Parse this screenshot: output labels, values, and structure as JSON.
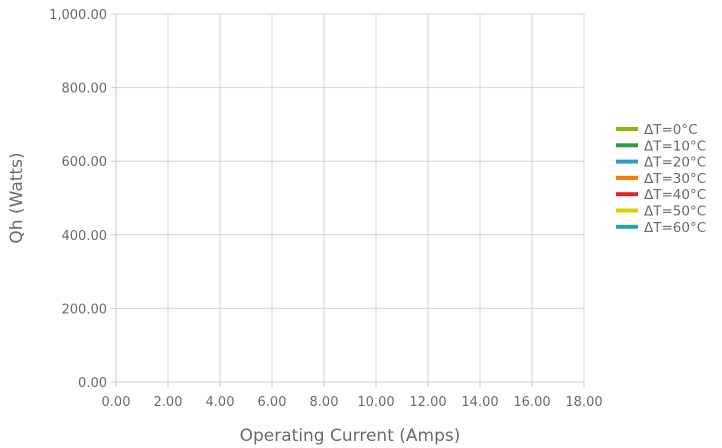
{
  "chart_data": {
    "type": "line",
    "title": "",
    "xlabel": "Operating Current (Amps)",
    "ylabel": "Qh (Watts)",
    "xlim": [
      0,
      18
    ],
    "ylim": [
      0,
      1000
    ],
    "x_ticks": [
      "0.00",
      "2.00",
      "4.00",
      "6.00",
      "8.00",
      "10.00",
      "12.00",
      "14.00",
      "16.00",
      "18.00"
    ],
    "y_ticks": [
      "0.00",
      "200.00",
      "400.00",
      "600.00",
      "800.00",
      "1,000.00"
    ],
    "grid": true,
    "legend_position": "right",
    "series": [
      {
        "name": "ΔT=0°C",
        "color": "#8db600",
        "x": [],
        "y": []
      },
      {
        "name": "ΔT=10°C",
        "color": "#2e9a48",
        "x": [],
        "y": []
      },
      {
        "name": "ΔT=20°C",
        "color": "#3399cc",
        "x": [],
        "y": []
      },
      {
        "name": "ΔT=30°C",
        "color": "#f57c00",
        "x": [],
        "y": []
      },
      {
        "name": "ΔT=40°C",
        "color": "#e02424",
        "x": [],
        "y": []
      },
      {
        "name": "ΔT=50°C",
        "color": "#d4d400",
        "x": [],
        "y": []
      },
      {
        "name": "ΔT=60°C",
        "color": "#20a8a0",
        "x": [],
        "y": []
      }
    ]
  }
}
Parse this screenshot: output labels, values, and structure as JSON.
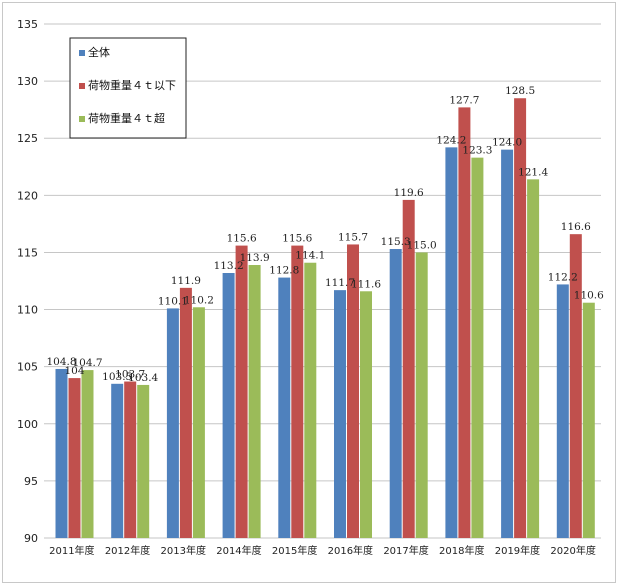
{
  "chart_data": {
    "type": "bar",
    "title": "",
    "xlabel": "",
    "ylabel": "",
    "ylim": [
      90,
      135
    ],
    "yticks": [
      90,
      95,
      100,
      105,
      110,
      115,
      120,
      125,
      130,
      135
    ],
    "grid": true,
    "legend_position": "top-left",
    "categories": [
      "2011年度",
      "2012年度",
      "2013年度",
      "2014年度",
      "2015年度",
      "2016年度",
      "2017年度",
      "2018年度",
      "2019年度",
      "2020年度"
    ],
    "series": [
      {
        "name": "全体",
        "color": "#4f81bd",
        "values": [
          104.8,
          103.5,
          110.1,
          113.2,
          112.8,
          111.7,
          115.3,
          124.2,
          124.0,
          112.2
        ],
        "labels": [
          "104.8",
          "103.5",
          "110.1",
          "113.2",
          "112.8",
          "111.7",
          "115.3",
          "124.2",
          "124.0",
          "112.2"
        ]
      },
      {
        "name": "荷物重量４ｔ以下",
        "color": "#c0504d",
        "values": [
          104,
          103.7,
          111.9,
          115.6,
          115.6,
          115.7,
          119.6,
          127.7,
          128.5,
          116.6
        ],
        "labels": [
          "104",
          "103.7",
          "111.9",
          "115.6",
          "115.6",
          "115.7",
          "119.6",
          "127.7",
          "128.5",
          "116.6"
        ]
      },
      {
        "name": "荷物重量４ｔ超",
        "color": "#9bbb59",
        "values": [
          104.7,
          103.4,
          110.2,
          113.9,
          114.1,
          111.6,
          115.0,
          123.3,
          121.4,
          110.6
        ],
        "labels": [
          "104.7",
          "103.4",
          "110.2",
          "113.9",
          "114.1",
          "111.6",
          "115.0",
          "123.3",
          "121.4",
          "110.6"
        ]
      }
    ]
  }
}
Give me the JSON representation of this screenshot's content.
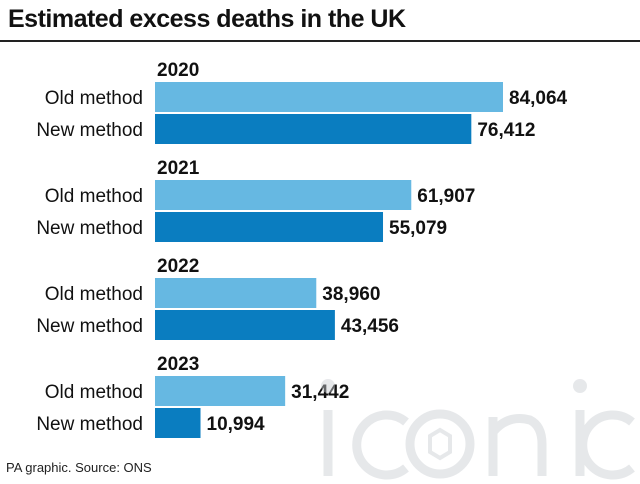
{
  "title": "Estimated excess deaths in the UK",
  "source": "PA graphic. Source: ONS",
  "watermark": "iconic",
  "colors": {
    "old": "#66b8e2",
    "new": "#0a7dc0",
    "text": "#111111",
    "rule": "#222222"
  },
  "chart_data": {
    "type": "bar",
    "orientation": "horizontal",
    "title": "Estimated excess deaths in the UK",
    "grid": false,
    "groups": [
      {
        "year": "2020",
        "bars": [
          {
            "label": "Old method",
            "value": 84064,
            "value_label": "84,064"
          },
          {
            "label": "New method",
            "value": 76412,
            "value_label": "76,412"
          }
        ]
      },
      {
        "year": "2021",
        "bars": [
          {
            "label": "Old method",
            "value": 61907,
            "value_label": "61,907"
          },
          {
            "label": "New method",
            "value": 55079,
            "value_label": "55,079"
          }
        ]
      },
      {
        "year": "2022",
        "bars": [
          {
            "label": "Old method",
            "value": 38960,
            "value_label": "38,960"
          },
          {
            "label": "New method",
            "value": 43456,
            "value_label": "43,456"
          }
        ]
      },
      {
        "year": "2023",
        "bars": [
          {
            "label": "Old method",
            "value": 31442,
            "value_label": "31,442"
          },
          {
            "label": "New method",
            "value": 10994,
            "value_label": "10,994"
          }
        ]
      }
    ]
  }
}
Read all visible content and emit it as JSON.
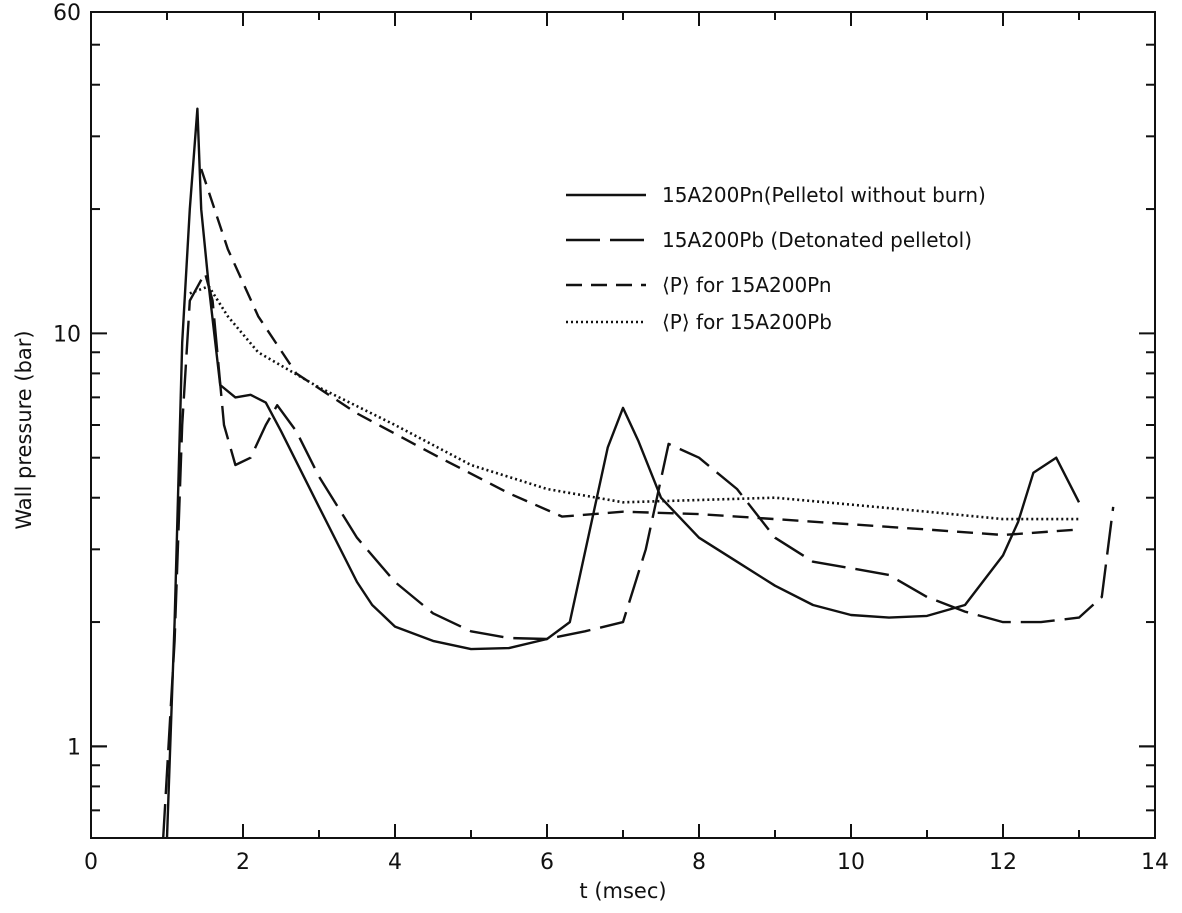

-=-=-

-- THE PROBLEM --
Write every record out again exactly; no pictures belong in the copy.

-- THE COMPLETED TASK --
Parse this screenshot: output labels, values, and structure as JSON.
{
  "chart_data": {
    "type": "line",
    "title": "",
    "xlabel": "Operating Current (Amps)",
    "ylabel": "Qh (Watts)",
    "xlim": [
      0,
      18
    ],
    "ylim": [
      0,
      1000
    ],
    "x_ticks": [
      "0.00",
      "2.00",
      "4.00",
      "6.00",
      "8.00",
      "10.00",
      "12.00",
      "14.00",
      "16.00",
      "18.00"
    ],
    "y_ticks": [
      "0.00",
      "200.00",
      "400.00",
      "600.00",
      "800.00",
      "1,000.00"
    ],
    "grid": true,
    "legend_position": "right",
    "series": [
      {
        "name": "ΔT=0°C",
        "color": "#8db600",
        "x": [],
        "y": []
      },
      {
        "name": "ΔT=10°C",
        "color": "#2e9a48",
        "x": [],
        "y": []
      },
      {
        "name": "ΔT=20°C",
        "color": "#3399cc",
        "x": [],
        "y": []
      },
      {
        "name": "ΔT=30°C",
        "color": "#f57c00",
        "x": [],
        "y": []
      },
      {
        "name": "ΔT=40°C",
        "color": "#e02424",
        "x": [],
        "y": []
      },
      {
        "name": "ΔT=50°C",
        "color": "#d4d400",
        "x": [],
        "y": []
      },
      {
        "name": "ΔT=60°C",
        "color": "#20a8a0",
        "x": [],
        "y": []
      }
    ]
  }
}
Parse this screenshot: output labels, values, and structure as JSON.
{
  "chart_data": {
    "type": "bar",
    "title": "",
    "xlabel": "",
    "ylabel": "",
    "ylim": [
      90,
      135
    ],
    "yticks": [
      90,
      95,
      100,
      105,
      110,
      115,
      120,
      125,
      130,
      135
    ],
    "grid": true,
    "legend_position": "top-left",
    "categories": [
      "2011年度",
      "2012年度",
      "2013年度",
      "2014年度",
      "2015年度",
      "2016年度",
      "2017年度",
      "2018年度",
      "2019年度",
      "2020年度"
    ],
    "series": [
      {
        "name": "全体",
        "color": "#4f81bd",
        "values": [
          104.8,
          103.5,
          110.1,
          113.2,
          112.8,
          111.7,
          115.3,
          124.2,
          124.0,
          112.2
        ],
        "labels": [
          "104.8",
          "103.5",
          "110.1",
          "113.2",
          "112.8",
          "111.7",
          "115.3",
          "124.2",
          "124.0",
          "112.2"
        ]
      },
      {
        "name": "荷物重量４ｔ以下",
        "color": "#c0504d",
        "values": [
          104,
          103.7,
          111.9,
          115.6,
          115.6,
          115.7,
          119.6,
          127.7,
          128.5,
          116.6
        ],
        "labels": [
          "104",
          "103.7",
          "111.9",
          "115.6",
          "115.6",
          "115.7",
          "119.6",
          "127.7",
          "128.5",
          "116.6"
        ]
      },
      {
        "name": "荷物重量４ｔ超",
        "color": "#9bbb59",
        "values": [
          104.7,
          103.4,
          110.2,
          113.9,
          114.1,
          111.6,
          115.0,
          123.3,
          121.4,
          110.6
        ],
        "labels": [
          "104.7",
          "103.4",
          "110.2",
          "113.9",
          "114.1",
          "111.6",
          "115.0",
          "123.3",
          "121.4",
          "110.6"
        ]
      }
    ]
  }
}
Give me the JSON representation of this screenshot's content.
{
  "title": "Estimated excess deaths in the UK",
  "source": "PA graphic. Source: ONS",
  "watermark": "iconic",
  "colors": {
    "old": "#66b8e2",
    "new": "#0a7dc0",
    "text": "#111111",
    "rule": "#222222"
  },
  "chart_data": {
    "type": "bar",
    "orientation": "horizontal",
    "title": "Estimated excess deaths in the UK",
    "grid": false,
    "groups": [
      {
        "year": "2020",
        "bars": [
          {
            "label": "Old method",
            "value": 84064,
            "value_label": "84,064"
          },
          {
            "label": "New method",
            "value": 76412,
            "value_label": "76,412"
          }
        ]
      },
      {
        "year": "2021",
        "bars": [
          {
            "label": "Old method",
            "value": 61907,
            "value_label": "61,907"
          },
          {
            "label": "New method",
            "value": 55079,
            "value_label": "55,079"
          }
        ]
      },
      {
        "year": "2022",
        "bars": [
          {
            "label": "Old method",
            "value": 38960,
            "value_label": "38,960"
          },
          {
            "label": "New method",
            "value": 43456,
            "value_label": "43,456"
          }
        ]
      },
      {
        "year": "2023",
        "bars": [
          {
            "label": "Old method",
            "value": 31442,
            "value_label": "31,442"
          },
          {
            "label": "New method",
            "value": 10994,
            "value_label": "10,994"
          }
        ]
      }
    ]
  }
}
Read all visible content and emit it as JSON.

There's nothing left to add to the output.